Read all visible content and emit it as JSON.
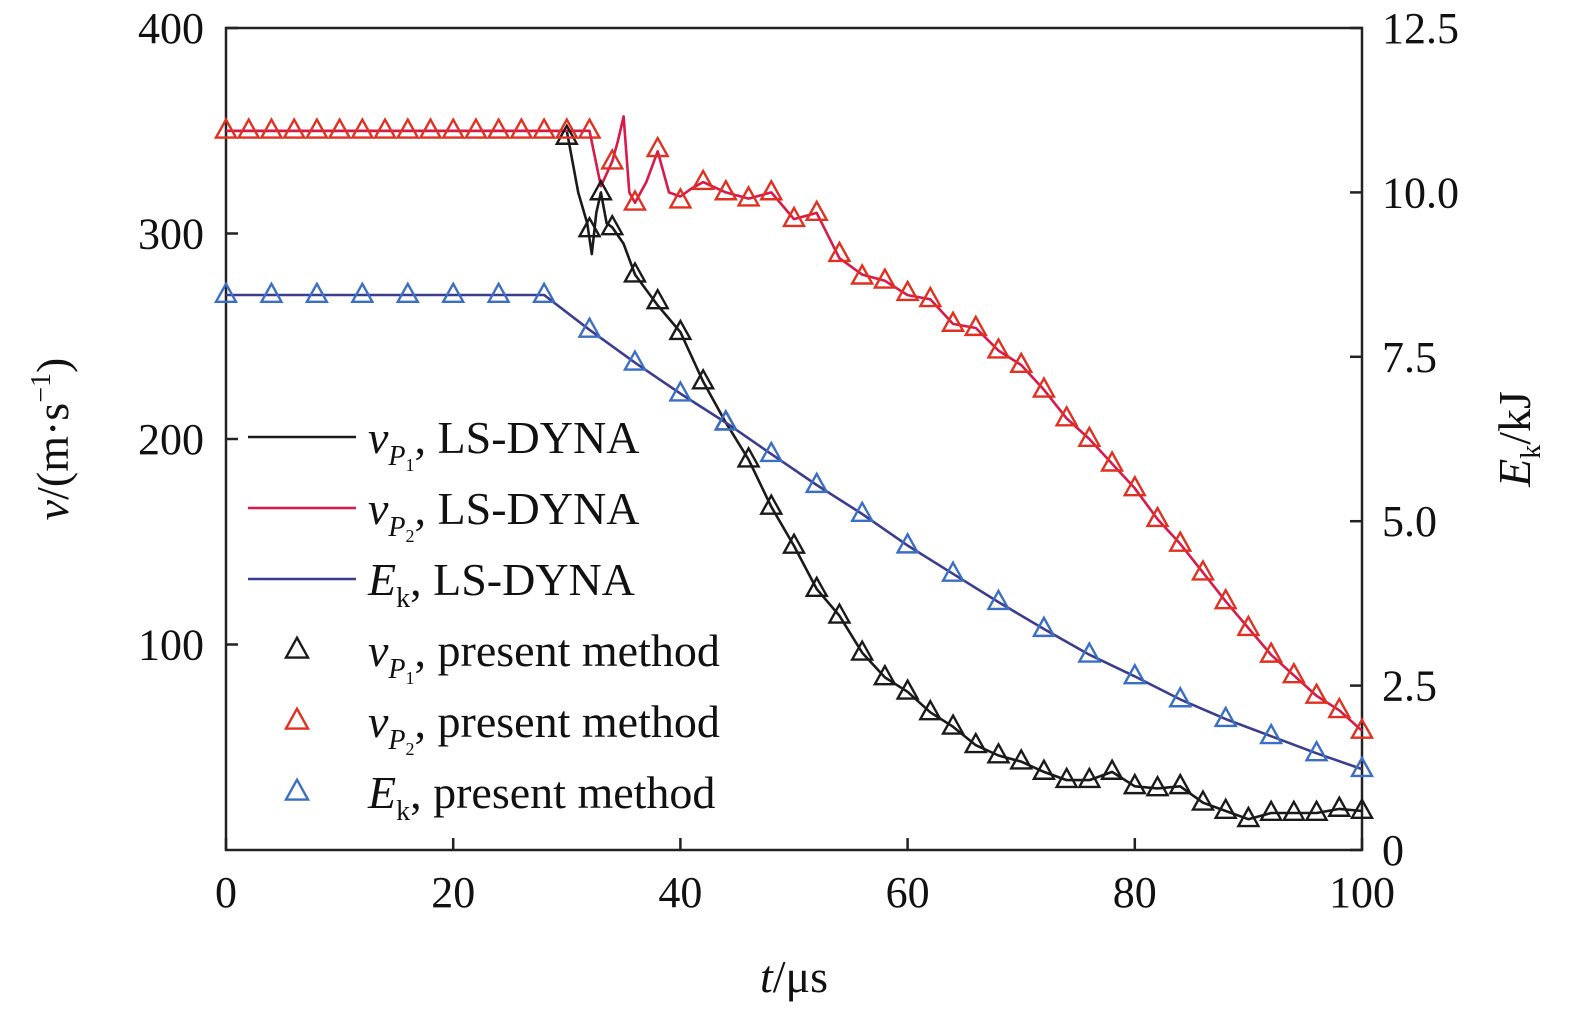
{
  "chart_data": {
    "type": "line",
    "x_axis": {
      "label_italic": "t",
      "label_unit": "/μs",
      "range": [
        0,
        100
      ],
      "ticks": [
        0,
        20,
        40,
        60,
        80,
        100
      ],
      "tick_labels": [
        "0",
        "20",
        "40",
        "60",
        "80",
        "100"
      ]
    },
    "y_axis_left": {
      "label_italic": "v",
      "label_unit": "/(m·s",
      "label_sup": "−1",
      "label_close": ")",
      "range": [
        0,
        400
      ],
      "ticks": [
        100,
        200,
        300,
        400
      ],
      "tick_labels": [
        "100",
        "200",
        "300",
        "400"
      ]
    },
    "y_axis_right": {
      "label_italic": "E",
      "label_sub": "k",
      "label_unit": "/kJ",
      "range": [
        0,
        12.5
      ],
      "ticks": [
        0,
        2.5,
        5.0,
        7.5,
        10.0,
        12.5
      ],
      "tick_labels": [
        "0",
        "2.5",
        "5.0",
        "7.5",
        "10.0",
        "12.5"
      ]
    },
    "grid": false,
    "legend_placement": "center-left",
    "series": [
      {
        "key": "vp1_lsdyna",
        "kind": "line",
        "axis": "left",
        "color": "#1a1a1a",
        "legend": {
          "sym": "v",
          "sub": "P",
          "subsub": "1",
          "text": ", LS-DYNA"
        },
        "x": [
          0,
          30,
          31,
          31.8,
          32.2,
          32.6,
          33,
          33.5,
          34,
          35,
          36,
          38,
          40,
          42,
          44,
          46,
          48,
          50,
          52,
          54,
          56,
          58,
          60,
          62,
          64,
          66,
          68,
          70,
          72,
          74,
          76,
          78,
          80,
          82,
          84,
          86,
          88,
          90,
          92,
          94,
          96,
          98,
          100
        ],
        "y": [
          350,
          350,
          320,
          305,
          290,
          310,
          320,
          305,
          303,
          295,
          280,
          265,
          252,
          228,
          208,
          190,
          167,
          148,
          127,
          114,
          96,
          84,
          77,
          67,
          60,
          51,
          46,
          43,
          38,
          34,
          34,
          38,
          31,
          30,
          31,
          23,
          19,
          15,
          18,
          18,
          18,
          20,
          19
        ]
      },
      {
        "key": "vp2_lsdyna",
        "kind": "line",
        "axis": "left",
        "color": "#d8194a",
        "legend": {
          "sym": "v",
          "sub": "P",
          "subsub": "2",
          "text": ", LS-DYNA"
        },
        "x": [
          0,
          32,
          33,
          34,
          34.5,
          35,
          35.5,
          36,
          37,
          38,
          39,
          40,
          41,
          42,
          44,
          46,
          48,
          50,
          52,
          54,
          56,
          58,
          60,
          62,
          64,
          66,
          68,
          70,
          72,
          74,
          76,
          78,
          80,
          82,
          84,
          86,
          88,
          90,
          92,
          94,
          96,
          98,
          100
        ],
        "y": [
          350,
          350,
          323,
          335,
          345,
          357,
          320,
          315,
          325,
          340,
          320,
          318,
          322,
          325,
          320,
          317,
          320,
          307,
          310,
          288,
          280,
          277,
          270,
          268,
          256,
          254,
          243,
          236,
          224,
          210,
          200,
          188,
          176,
          161,
          149,
          135,
          121,
          108,
          95,
          85,
          75,
          68,
          58
        ]
      },
      {
        "key": "ek_lsdyna",
        "kind": "line",
        "axis": "right",
        "color": "#3d3d8f",
        "legend": {
          "sym": "E",
          "sub": "k",
          "subsub": "",
          "text": ", LS-DYNA"
        },
        "x": [
          0,
          28,
          32,
          36,
          40,
          44,
          48,
          52,
          56,
          60,
          64,
          68,
          72,
          76,
          80,
          84,
          88,
          92,
          96,
          100
        ],
        "y": [
          8.44,
          8.44,
          7.91,
          7.41,
          6.94,
          6.5,
          6.02,
          5.55,
          5.11,
          4.63,
          4.2,
          3.77,
          3.36,
          2.97,
          2.64,
          2.29,
          1.99,
          1.73,
          1.47,
          1.23
        ]
      },
      {
        "key": "vp1_present",
        "kind": "markers",
        "axis": "left",
        "color": "#1a1a1a",
        "legend": {
          "sym": "v",
          "sub": "P",
          "subsub": "1",
          "text": ", present method"
        },
        "x": [
          30,
          32,
          33,
          34,
          36,
          38,
          40,
          42,
          44,
          46,
          48,
          50,
          52,
          54,
          56,
          58,
          60,
          62,
          64,
          66,
          68,
          70,
          72,
          74,
          76,
          78,
          80,
          82,
          84,
          86,
          88,
          90,
          92,
          94,
          96,
          98,
          100
        ],
        "y": [
          347,
          302,
          320,
          303,
          280,
          267,
          252,
          228,
          208,
          190,
          167,
          148,
          127,
          114,
          96,
          84,
          77,
          67,
          60,
          51,
          46,
          43,
          38,
          34,
          34,
          38,
          31,
          30,
          31,
          23,
          19,
          15,
          18,
          18,
          18,
          20,
          19
        ]
      },
      {
        "key": "vp2_present",
        "kind": "markers",
        "axis": "left",
        "color": "#e03020",
        "legend": {
          "sym": "v",
          "sub": "P",
          "subsub": "2",
          "text": ", present method"
        },
        "x": [
          0,
          2,
          4,
          6,
          8,
          10,
          12,
          14,
          16,
          18,
          20,
          22,
          24,
          26,
          28,
          30,
          32,
          34,
          36,
          38,
          40,
          42,
          44,
          46,
          48,
          50,
          52,
          54,
          56,
          58,
          60,
          62,
          64,
          66,
          68,
          70,
          72,
          74,
          76,
          78,
          80,
          82,
          84,
          86,
          88,
          90,
          92,
          94,
          96,
          98,
          100
        ],
        "y": [
          350,
          350,
          350,
          350,
          350,
          350,
          350,
          350,
          350,
          350,
          350,
          350,
          350,
          350,
          350,
          350,
          350,
          335,
          315,
          341,
          316,
          325,
          320,
          317,
          320,
          307,
          310,
          290,
          279,
          277,
          271,
          268,
          256,
          254,
          243,
          236,
          224,
          210,
          200,
          188,
          176,
          161,
          149,
          135,
          121,
          108,
          95,
          85,
          75,
          68,
          58
        ]
      },
      {
        "key": "ek_present",
        "kind": "markers",
        "axis": "right",
        "color": "#3a6fc4",
        "legend": {
          "sym": "E",
          "sub": "k",
          "subsub": "",
          "text": ", present method"
        },
        "x": [
          0,
          4,
          8,
          12,
          16,
          20,
          24,
          28,
          32,
          36,
          40,
          44,
          48,
          52,
          56,
          60,
          64,
          68,
          72,
          76,
          80,
          84,
          88,
          92,
          96,
          100
        ],
        "y": [
          8.44,
          8.44,
          8.44,
          8.44,
          8.44,
          8.44,
          8.44,
          8.44,
          7.91,
          7.41,
          6.94,
          6.5,
          6.02,
          5.55,
          5.11,
          4.63,
          4.2,
          3.77,
          3.36,
          2.97,
          2.64,
          2.29,
          1.99,
          1.73,
          1.47,
          1.23
        ]
      }
    ]
  }
}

Problem to solve: Write the entries above out in full, exactly, with no images.

Expected output:
Read all visible content and emit it as JSON.
{
  "chart_data": {
    "type": "line",
    "x_axis": {
      "label_italic": "t",
      "label_unit": "/μs",
      "range": [
        0,
        100
      ],
      "ticks": [
        0,
        20,
        40,
        60,
        80,
        100
      ],
      "tick_labels": [
        "0",
        "20",
        "40",
        "60",
        "80",
        "100"
      ]
    },
    "y_axis_left": {
      "label_italic": "v",
      "label_unit": "/(m·s",
      "label_sup": "−1",
      "label_close": ")",
      "range": [
        0,
        400
      ],
      "ticks": [
        100,
        200,
        300,
        400
      ],
      "tick_labels": [
        "100",
        "200",
        "300",
        "400"
      ]
    },
    "y_axis_right": {
      "label_italic": "E",
      "label_sub": "k",
      "label_unit": "/kJ",
      "range": [
        0,
        12.5
      ],
      "ticks": [
        0,
        2.5,
        5.0,
        7.5,
        10.0,
        12.5
      ],
      "tick_labels": [
        "0",
        "2.5",
        "5.0",
        "7.5",
        "10.0",
        "12.5"
      ]
    },
    "grid": false,
    "legend_placement": "center-left",
    "series": [
      {
        "key": "vp1_lsdyna",
        "kind": "line",
        "axis": "left",
        "color": "#1a1a1a",
        "legend": {
          "sym": "v",
          "sub": "P",
          "subsub": "1",
          "text": ", LS-DYNA"
        },
        "x": [
          0,
          30,
          31,
          31.8,
          32.2,
          32.6,
          33,
          33.5,
          34,
          35,
          36,
          38,
          40,
          42,
          44,
          46,
          48,
          50,
          52,
          54,
          56,
          58,
          60,
          62,
          64,
          66,
          68,
          70,
          72,
          74,
          76,
          78,
          80,
          82,
          84,
          86,
          88,
          90,
          92,
          94,
          96,
          98,
          100
        ],
        "y": [
          350,
          350,
          320,
          305,
          290,
          310,
          320,
          305,
          303,
          295,
          280,
          265,
          252,
          228,
          208,
          190,
          167,
          148,
          127,
          114,
          96,
          84,
          77,
          67,
          60,
          51,
          46,
          43,
          38,
          34,
          34,
          38,
          31,
          30,
          31,
          23,
          19,
          15,
          18,
          18,
          18,
          20,
          19
        ]
      },
      {
        "key": "vp2_lsdyna",
        "kind": "line",
        "axis": "left",
        "color": "#d8194a",
        "legend": {
          "sym": "v",
          "sub": "P",
          "subsub": "2",
          "text": ", LS-DYNA"
        },
        "x": [
          0,
          32,
          33,
          34,
          34.5,
          35,
          35.5,
          36,
          37,
          38,
          39,
          40,
          41,
          42,
          44,
          46,
          48,
          50,
          52,
          54,
          56,
          58,
          60,
          62,
          64,
          66,
          68,
          70,
          72,
          74,
          76,
          78,
          80,
          82,
          84,
          86,
          88,
          90,
          92,
          94,
          96,
          98,
          100
        ],
        "y": [
          350,
          350,
          323,
          335,
          345,
          357,
          320,
          315,
          325,
          340,
          320,
          318,
          322,
          325,
          320,
          317,
          320,
          307,
          310,
          288,
          280,
          277,
          270,
          268,
          256,
          254,
          243,
          236,
          224,
          210,
          200,
          188,
          176,
          161,
          149,
          135,
          121,
          108,
          95,
          85,
          75,
          68,
          58
        ]
      },
      {
        "key": "ek_lsdyna",
        "kind": "line",
        "axis": "right",
        "color": "#3d3d8f",
        "legend": {
          "sym": "E",
          "sub": "k",
          "subsub": "",
          "text": ", LS-DYNA"
        },
        "x": [
          0,
          28,
          32,
          36,
          40,
          44,
          48,
          52,
          56,
          60,
          64,
          68,
          72,
          76,
          80,
          84,
          88,
          92,
          96,
          100
        ],
        "y": [
          8.44,
          8.44,
          7.91,
          7.41,
          6.94,
          6.5,
          6.02,
          5.55,
          5.11,
          4.63,
          4.2,
          3.77,
          3.36,
          2.97,
          2.64,
          2.29,
          1.99,
          1.73,
          1.47,
          1.23
        ]
      },
      {
        "key": "vp1_present",
        "kind": "markers",
        "axis": "left",
        "color": "#1a1a1a",
        "legend": {
          "sym": "v",
          "sub": "P",
          "subsub": "1",
          "text": ", present method"
        },
        "x": [
          30,
          32,
          33,
          34,
          36,
          38,
          40,
          42,
          44,
          46,
          48,
          50,
          52,
          54,
          56,
          58,
          60,
          62,
          64,
          66,
          68,
          70,
          72,
          74,
          76,
          78,
          80,
          82,
          84,
          86,
          88,
          90,
          92,
          94,
          96,
          98,
          100
        ],
        "y": [
          347,
          302,
          320,
          303,
          280,
          267,
          252,
          228,
          208,
          190,
          167,
          148,
          127,
          114,
          96,
          84,
          77,
          67,
          60,
          51,
          46,
          43,
          38,
          34,
          34,
          38,
          31,
          30,
          31,
          23,
          19,
          15,
          18,
          18,
          18,
          20,
          19
        ]
      },
      {
        "key": "vp2_present",
        "kind": "markers",
        "axis": "left",
        "color": "#e03020",
        "legend": {
          "sym": "v",
          "sub": "P",
          "subsub": "2",
          "text": ", present method"
        },
        "x": [
          0,
          2,
          4,
          6,
          8,
          10,
          12,
          14,
          16,
          18,
          20,
          22,
          24,
          26,
          28,
          30,
          32,
          34,
          36,
          38,
          40,
          42,
          44,
          46,
          48,
          50,
          52,
          54,
          56,
          58,
          60,
          62,
          64,
          66,
          68,
          70,
          72,
          74,
          76,
          78,
          80,
          82,
          84,
          86,
          88,
          90,
          92,
          94,
          96,
          98,
          100
        ],
        "y": [
          350,
          350,
          350,
          350,
          350,
          350,
          350,
          350,
          350,
          350,
          350,
          350,
          350,
          350,
          350,
          350,
          350,
          335,
          315,
          341,
          316,
          325,
          320,
          317,
          320,
          307,
          310,
          290,
          279,
          277,
          271,
          268,
          256,
          254,
          243,
          236,
          224,
          210,
          200,
          188,
          176,
          161,
          149,
          135,
          121,
          108,
          95,
          85,
          75,
          68,
          58
        ]
      },
      {
        "key": "ek_present",
        "kind": "markers",
        "axis": "right",
        "color": "#3a6fc4",
        "legend": {
          "sym": "E",
          "sub": "k",
          "subsub": "",
          "text": ", present method"
        },
        "x": [
          0,
          4,
          8,
          12,
          16,
          20,
          24,
          28,
          32,
          36,
          40,
          44,
          48,
          52,
          56,
          60,
          64,
          68,
          72,
          76,
          80,
          84,
          88,
          92,
          96,
          100
        ],
        "y": [
          8.44,
          8.44,
          8.44,
          8.44,
          8.44,
          8.44,
          8.44,
          8.44,
          7.91,
          7.41,
          6.94,
          6.5,
          6.02,
          5.55,
          5.11,
          4.63,
          4.2,
          3.77,
          3.36,
          2.97,
          2.64,
          2.29,
          1.99,
          1.73,
          1.47,
          1.23
        ]
      }
    ]
  }
}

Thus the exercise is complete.